### Passage provided ###
We will be back, since we own there, but if we had been there as a potential owner we would not have purchased there on this trip.  So much for the new management.

I am planning a trip to Kauai with a girlfriend.  Although we have the option to stay at Hanalei Bay it is her first trip to Hawaii. Even though Princeville is my favorite place of all the places I have visited, I will not risk taking her to HB until I am convinced the management knows what is happening at the resort.


----------



## Phill12 (Nov 8, 2007)

barndweller said:


> For future reference, Softballdad, keep your 2 bedroom at Ridge intact and deposit it at II for an AC. Use the full unit for an exchange to HAN ( put in a request & you'll get it.) Use the AC for another great week in a lot of places including Hawaii & Tahoe. The 2 bedroom units at HAN are not lock-offs (for depositing purposes) so to get one you usually must exchange an equal size.



 You are right about keeping the two bedroom. What happened was we love our Naegle building and going July 4th week each year and because of this we bought a second unit in the Ridge Tahoe Tower building (eoy) for trade most of the time.
###
» **Parts of the exercise**:
**1)** In the forum thread, where did Phill12 buy a second unit?
**2)** Duplicate the stretch of the forum thread from "I am planning" through "at the resort.".
### Entries supplied ###
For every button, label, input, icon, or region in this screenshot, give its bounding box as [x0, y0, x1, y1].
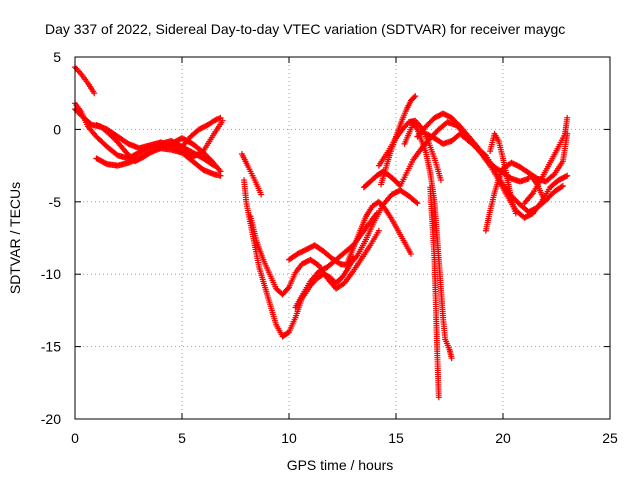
series-s6 [93, 117, 226, 160]
x-tick-label: 15 [388, 430, 404, 446]
x-tick-label: 20 [495, 430, 511, 446]
data-point [540, 195, 547, 202]
data-point [219, 117, 226, 124]
series-s1 [72, 64, 98, 97]
data-point [559, 182, 566, 189]
series-s15 [360, 119, 477, 191]
series-s8 [241, 177, 357, 340]
axis-ticks: 0 5 10 15 20 25 5 0 -5 -10 -15 -20 [41, 49, 618, 446]
series-s17 [427, 184, 442, 401]
x-tick-label: 0 [71, 430, 79, 446]
y-tick-label: 5 [53, 49, 61, 65]
data-point [564, 172, 571, 179]
series-s22 [482, 159, 547, 234]
y-tick-label: -15 [41, 339, 61, 355]
series-s7 [238, 151, 265, 198]
data-point [435, 394, 442, 401]
data-point [413, 199, 420, 206]
grid-lines [75, 57, 610, 419]
data-series [72, 64, 571, 401]
series-s5 [179, 114, 224, 150]
data-point [411, 94, 418, 101]
x-tick-label: 25 [602, 430, 618, 446]
series-s9 [247, 213, 382, 298]
data-point [412, 93, 419, 100]
data-point [217, 172, 224, 179]
data-point [414, 200, 421, 207]
data-point [258, 191, 265, 198]
data-point [437, 177, 444, 184]
data-point [407, 250, 414, 257]
series-s12 [343, 198, 414, 268]
data-point [564, 114, 571, 121]
y-tick-label: -10 [41, 266, 61, 282]
y-tick-label: -20 [41, 411, 61, 427]
data-point [284, 285, 291, 292]
data-point [562, 173, 569, 180]
series-s21 [487, 130, 519, 217]
series-s11 [286, 187, 421, 269]
data-point [558, 183, 565, 190]
y-axis-label: SDTVAR / TECUs [7, 182, 23, 294]
y-tick-label: -5 [49, 194, 62, 210]
data-point [448, 355, 455, 362]
y-tick-label: 0 [53, 121, 61, 137]
series-s10 [292, 210, 380, 311]
x-tick-label: 10 [281, 430, 297, 446]
series-s24 [525, 130, 571, 185]
chart-title: Day 337 of 2022, Sidereal Day-to-day VTE… [45, 21, 565, 37]
data-point [512, 210, 519, 217]
plot-frame [74, 56, 611, 420]
data-point [375, 227, 382, 234]
data-point [91, 90, 98, 97]
x-tick-label: 5 [178, 430, 186, 446]
x-axis-label: GPS time / hours [287, 457, 394, 473]
data-point [564, 130, 571, 137]
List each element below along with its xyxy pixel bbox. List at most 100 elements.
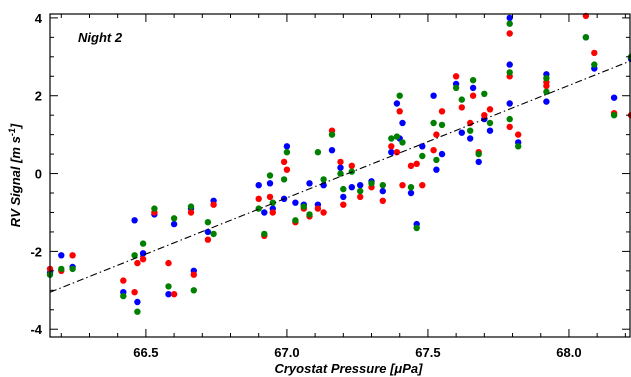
data-point-s2-57 [610,112,618,119]
data-point-s2-54 [543,75,550,82]
data-point-s2-46 [475,150,482,158]
data-point-s0-36 [407,189,415,197]
data-point-s2-47 [481,90,488,98]
data-point-s2-8 [165,283,172,290]
data-point-s1-11 [190,271,197,278]
data-point-s2-22 [306,211,313,218]
data-point-s1-13 [210,201,217,208]
y-tick-label: 2 [35,89,42,104]
data-point-s1-5 [134,259,141,267]
data-point-s1-39 [430,147,437,154]
data-point-s2-26 [337,170,344,177]
data-point-s2-7 [151,205,158,212]
data-point-s1-31 [379,197,386,204]
data-point-s1-56 [591,49,598,57]
data-point-s2-23 [314,149,322,156]
fit-line [49,60,631,293]
data-point-s2-6 [139,240,147,247]
data-point-s1-36 [407,162,415,169]
data-point-s0-9 [170,220,178,228]
data-point-s1-49 [506,30,513,37]
data-point-s1-41 [438,108,446,115]
data-point-s2-29 [357,187,364,195]
x-tick-label: 67.5 [415,345,440,360]
data-point-s1-23 [314,205,322,212]
y-axis-title-main: RV Signal [m s [8,136,23,227]
data-point-s2-24 [320,176,327,183]
y-tick-label: -2 [30,244,42,259]
data-point-s1-10 [187,209,195,216]
data-point-s1-3 [120,277,127,284]
data-point-s2-50 [506,69,513,76]
data-point-s2-1 [58,265,65,273]
data-point-s1-29 [357,193,364,201]
y-tick-label: 4 [35,11,43,26]
data-point-s0-44 [467,135,474,142]
data-point-s2-21 [300,203,307,210]
data-point-s2-30 [368,180,375,187]
data-point-s1-34 [396,108,403,115]
data-point-s0-15 [261,209,268,216]
data-point-s2-37 [413,224,420,232]
data-point-s0-5 [134,298,141,306]
data-point-s0-8 [165,291,172,298]
data-point-s1-52 [515,131,522,138]
data-points [46,12,631,315]
data-point-s2-12 [204,219,212,226]
data-point-s2-3 [120,292,127,300]
data-point-s1-40 [433,131,440,138]
data-point-s1-32 [388,143,395,150]
data-point-s0-50 [506,100,513,107]
x-tick-label: 66.5 [133,345,158,360]
data-point-s2-11 [190,287,197,294]
data-point-s0-4 [131,217,138,224]
data-point-s0-35 [399,119,406,127]
data-point-s2-15 [261,230,268,238]
data-point-s1-35 [399,182,406,189]
y-axis-title-exponent: -1 [7,128,17,136]
data-point-s1-45 [469,92,477,99]
data-point-s1-37 [413,160,420,167]
data-point-s2-51 [506,115,513,123]
plot-frame [49,13,631,338]
data-point-s1-26 [337,158,344,166]
x-axis-title: Cryostat Pressure [μPa] [274,361,423,376]
data-point-s2-48 [486,119,494,127]
data-point-s1-48 [486,106,494,113]
data-point-s0-28 [348,184,355,191]
data-point-s0-12 [204,228,212,236]
data-point-s0-27 [340,193,347,201]
x-tick-labels: 66.5 67.0 67.5 68.0 [133,345,581,360]
data-point-s0-46 [475,158,482,166]
data-point-s1-33 [393,149,401,156]
data-point-s2-18 [280,176,288,183]
data-point-s0-48 [486,127,494,134]
data-point-s1-9 [170,291,178,298]
y-axis-title: RV Signal [m s-1] [7,123,23,227]
data-point-s2-34 [396,92,403,99]
data-point-s0-39 [430,92,437,99]
data-point-s0-1 [58,252,65,259]
data-point-s1-18 [280,158,288,166]
data-point-s0-45 [469,84,477,92]
x-tick-label: 67.0 [274,345,299,360]
data-point-s1-51 [506,123,513,131]
data-point-s2-42 [452,84,460,92]
data-point-s1-6 [139,256,147,263]
data-point-s2-52 [515,143,522,150]
data-point-s2-44 [467,127,474,134]
data-point-s1-14 [255,195,262,202]
data-point-s0-43 [458,129,465,136]
data-point-s2-32 [388,135,395,142]
data-point-s1-42 [452,73,460,80]
data-point-s0-40 [433,166,440,173]
data-point-s2-43 [458,96,465,103]
y-tick-labels: -4 -2 0 2 4 [30,11,42,337]
data-point-s0-19 [283,143,291,150]
data-point-s1-24 [320,209,327,216]
axis-ticks [50,14,630,337]
data-point-s0-49 [506,14,513,22]
data-point-s2-55 [582,34,590,41]
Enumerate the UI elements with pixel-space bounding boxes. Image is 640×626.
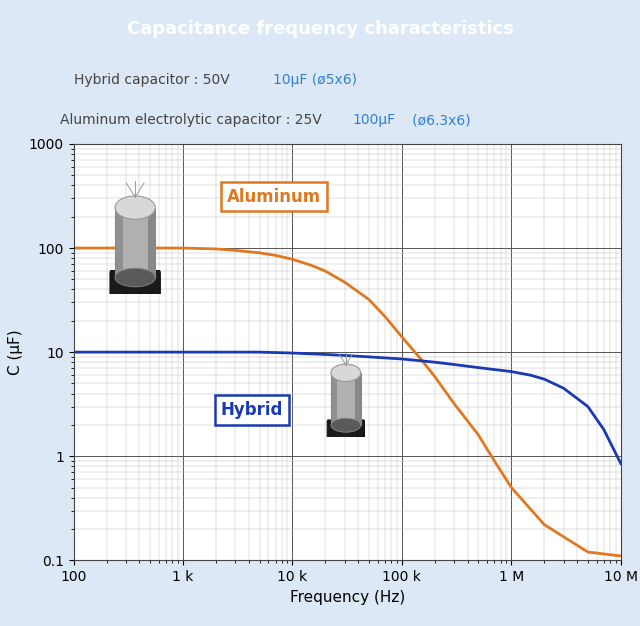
Text: Capacitance frequency characteristics: Capacitance frequency characteristics [127,20,513,38]
Text: Aluminum: Aluminum [227,188,321,205]
Text: 10μF (ø5x6): 10μF (ø5x6) [273,73,357,87]
Text: 100μF: 100μF [352,113,395,127]
Text: Aluminum electrolytic capacitor : 25V: Aluminum electrolytic capacitor : 25V [60,113,326,127]
Text: Hybrid: Hybrid [221,401,283,419]
Text: (ø6.3x6): (ø6.3x6) [399,113,470,127]
X-axis label: Frequency (Hz): Frequency (Hz) [289,590,405,605]
Y-axis label: C (μF): C (μF) [8,329,23,375]
Text: Hybrid capacitor : 50V: Hybrid capacitor : 50V [74,73,234,87]
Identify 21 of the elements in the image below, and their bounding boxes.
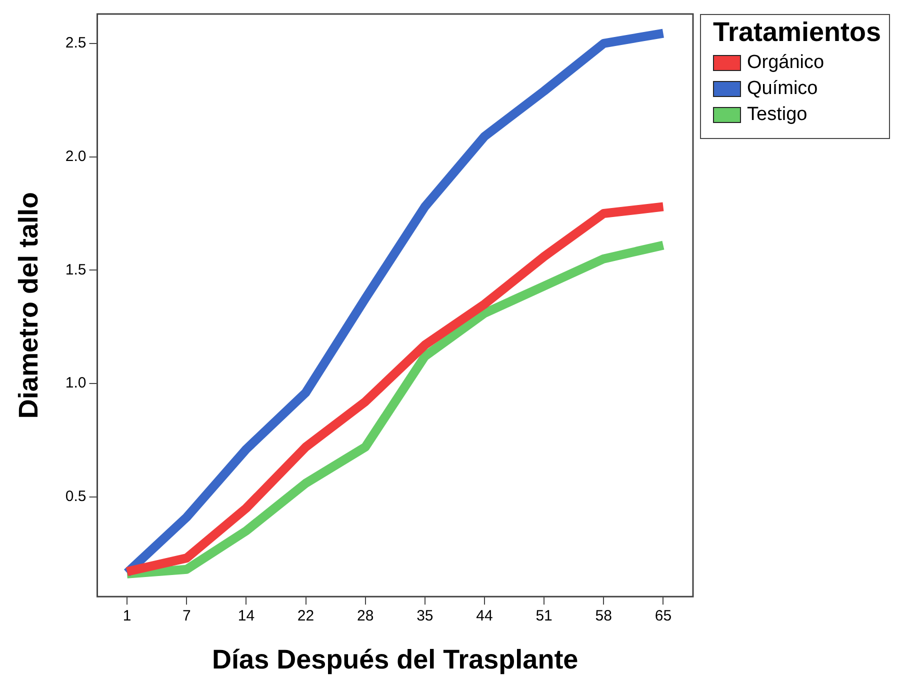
x-tick-label: 58 [595, 608, 612, 625]
x-tick-label: 28 [356, 608, 374, 625]
x-tick-label: 35 [416, 608, 434, 625]
x-tick-label: 1 [122, 608, 132, 625]
y-tick-label: 1.0 [65, 374, 86, 392]
y-tick-label: 0.5 [65, 488, 86, 505]
x-tick-label: 7 [182, 608, 191, 625]
x-tick-label: 65 [654, 608, 672, 625]
x-axis-title: Días Después del Trasplante [212, 644, 578, 674]
x-tick-label: 44 [476, 608, 493, 625]
legend-title: Tratamientos [713, 17, 882, 48]
y-tick-label: 1.5 [65, 261, 86, 278]
y-tick-label: 2.5 [65, 34, 86, 52]
legend-label: Testigo [747, 104, 808, 126]
x-tick-label: 14 [238, 608, 255, 625]
legend-label: Orgánico [747, 52, 824, 74]
x-tick-label: 51 [536, 608, 552, 625]
y-tick-label: 2.0 [65, 148, 86, 165]
y-axis-title: Diametro del tallo [14, 192, 44, 419]
legend-label: Químico [747, 78, 818, 100]
x-tick-label: 22 [297, 608, 314, 625]
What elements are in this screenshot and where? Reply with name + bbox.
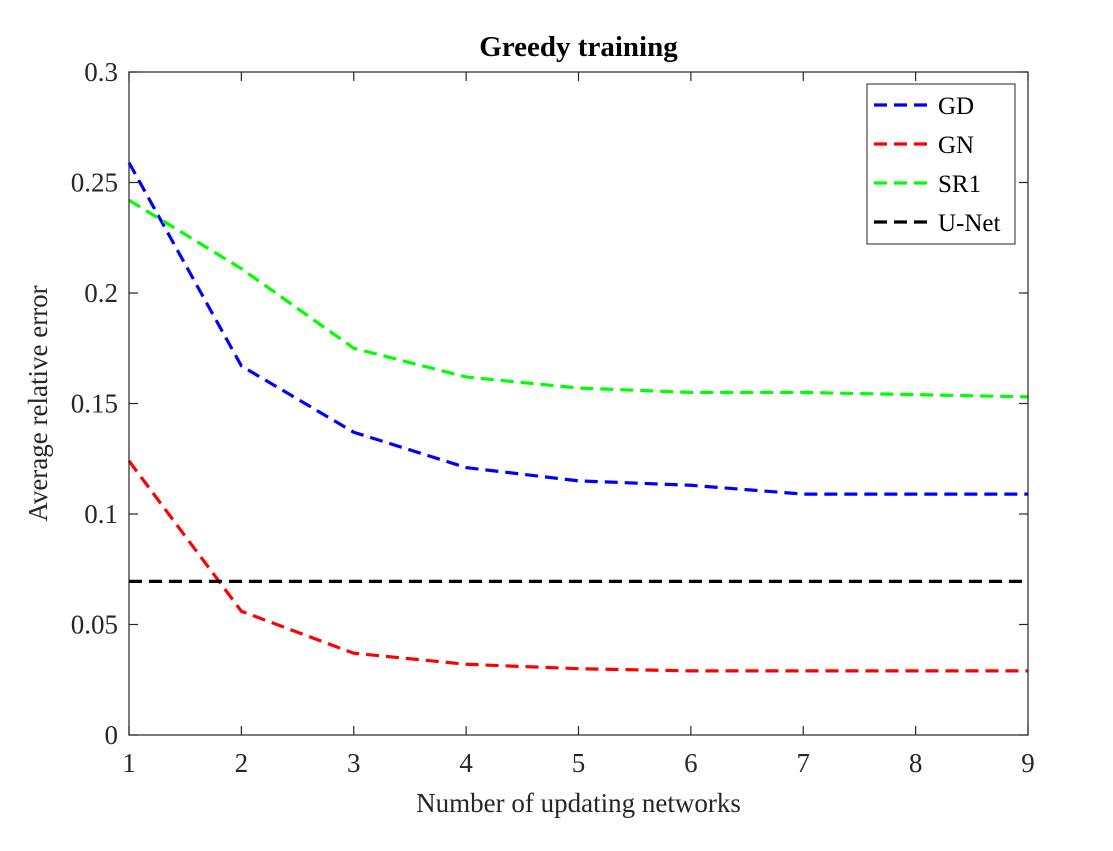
chart-title: Greedy training bbox=[479, 31, 678, 63]
y-tick-label: 0 bbox=[105, 720, 119, 750]
axis-ticks: 1 2 3 4 5 6 7 8 9 0 0.05 0.1 0.15 0.2 0.25 0.3 bbox=[71, 57, 1035, 778]
x-tick-label: 9 bbox=[1021, 748, 1035, 778]
x-axis-label: Number of updating networks bbox=[416, 788, 741, 818]
series-lines bbox=[127, 161, 1029, 673]
legend-box bbox=[866, 83, 1016, 245]
legend: GD GN SR1 U-Net bbox=[866, 83, 1016, 245]
x-tick-label: 4 bbox=[459, 748, 473, 778]
x-tick-label: 8 bbox=[909, 748, 923, 778]
y-tick-label: 0.2 bbox=[84, 278, 118, 308]
y-tick-label: 0.05 bbox=[71, 610, 118, 640]
x-tick-label: 3 bbox=[347, 748, 361, 778]
series-line-gn bbox=[127, 460, 1028, 673]
plot-area-border bbox=[128, 71, 1029, 736]
x-tick-label: 6 bbox=[684, 748, 698, 778]
legend-label-u-net: U-Net bbox=[938, 210, 1001, 237]
x-tick-label: 7 bbox=[797, 748, 811, 778]
legend-label-gn: GN bbox=[938, 132, 974, 159]
x-tick-label: 5 bbox=[572, 748, 586, 778]
x-tick-label: 1 bbox=[122, 748, 136, 778]
y-tick-label: 0.25 bbox=[71, 168, 118, 198]
y-tick-label: 0.3 bbox=[84, 57, 118, 87]
legend-label-sr1: SR1 bbox=[938, 171, 981, 198]
y-tick-label: 0.15 bbox=[71, 389, 118, 419]
x-tick-label: 2 bbox=[235, 748, 249, 778]
y-axis-label: Average relative error bbox=[23, 285, 53, 521]
y-tick-label: 0.1 bbox=[84, 499, 118, 529]
legend-label-gd: GD bbox=[938, 93, 974, 120]
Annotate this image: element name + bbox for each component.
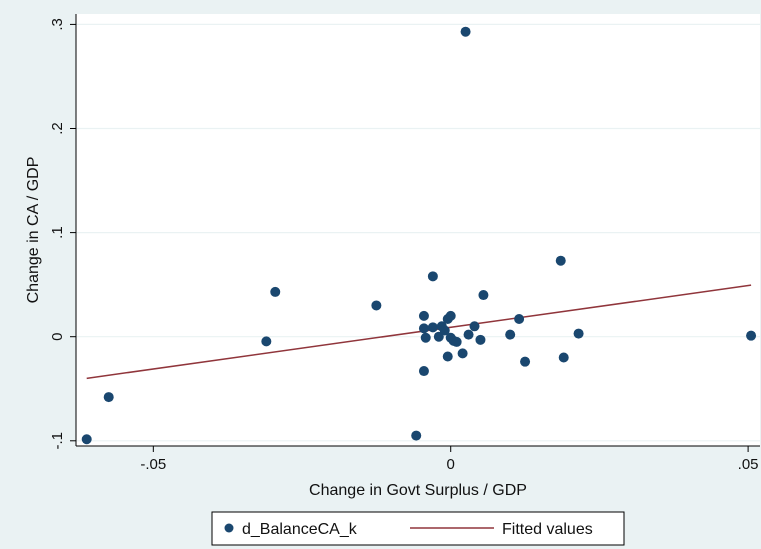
data-point-28 — [514, 314, 525, 325]
x-tick-label-2: .05 — [738, 456, 759, 473]
data-point-21 — [457, 348, 468, 359]
axes: -.1 0 .1 .2 .3 -.05 0 .05 — [49, 14, 760, 473]
data-point-0 — [81, 434, 92, 445]
data-point-7 — [418, 310, 429, 321]
fitted-line-layer — [86, 284, 752, 380]
data-point-4 — [371, 300, 382, 311]
data-point-26 — [478, 290, 489, 301]
data-point-24 — [469, 321, 480, 332]
data-point-20 — [451, 336, 462, 347]
y-tick-label-0: -.1 — [49, 432, 66, 450]
data-point-29 — [520, 356, 531, 367]
data-point-1 — [103, 392, 114, 403]
y-axis-title: Change in CA / GDP — [25, 157, 42, 304]
data-point-33 — [746, 330, 757, 341]
data-point-11 — [427, 271, 438, 282]
data-point-2 — [261, 336, 272, 347]
y-tick-label-4: .3 — [49, 18, 66, 31]
x-tick-label-1: 0 — [447, 456, 455, 473]
legend-marker-scatter — [224, 523, 234, 533]
scatter-points-layer — [81, 26, 757, 445]
y-tick-label-2: .1 — [49, 226, 66, 239]
data-point-10 — [427, 322, 438, 333]
legend-label-fitted: Fitted values — [502, 521, 593, 538]
data-point-32 — [573, 328, 584, 339]
x-axis-title: Change in Govt Surplus / GDP — [309, 482, 527, 499]
data-point-17 — [445, 310, 456, 321]
y-tick-label-3: .2 — [49, 122, 66, 135]
data-point-27 — [505, 329, 516, 340]
data-point-15 — [442, 351, 453, 362]
data-point-6 — [418, 366, 429, 377]
data-point-25 — [475, 334, 486, 345]
x-tick-label-0: -.05 — [140, 456, 166, 473]
legend: d_BalanceCA_k Fitted values — [211, 511, 625, 546]
data-point-23 — [463, 329, 474, 340]
data-point-31 — [558, 352, 569, 363]
plot-area — [76, 14, 760, 446]
data-point-12 — [433, 331, 444, 342]
data-point-5 — [411, 430, 422, 441]
data-point-14 — [439, 325, 450, 336]
data-point-9 — [420, 332, 431, 343]
y-tick-label-1: 0 — [49, 333, 66, 341]
data-point-8 — [418, 323, 429, 334]
data-point-3 — [270, 286, 281, 297]
data-point-22 — [460, 26, 471, 37]
data-point-30 — [555, 255, 566, 266]
fitted-values-line — [86, 284, 752, 380]
legend-label-scatter: d_BalanceCA_k — [242, 521, 358, 538]
grid-lines — [76, 23, 760, 442]
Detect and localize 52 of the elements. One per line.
###
» **Written responses**:
**1)** In the Ridge Tahoe Tower building (eoy).

**2)**
I am planning a trip to Kauai with a girlfriend.  Although we have the option to stay at Hanalei Bay it is her first trip to Hawaii. Even though Princeville is my favorite place of all the places I have visited, I will not risk taking her to HB until I am convinced the management knows what is happening at the resort.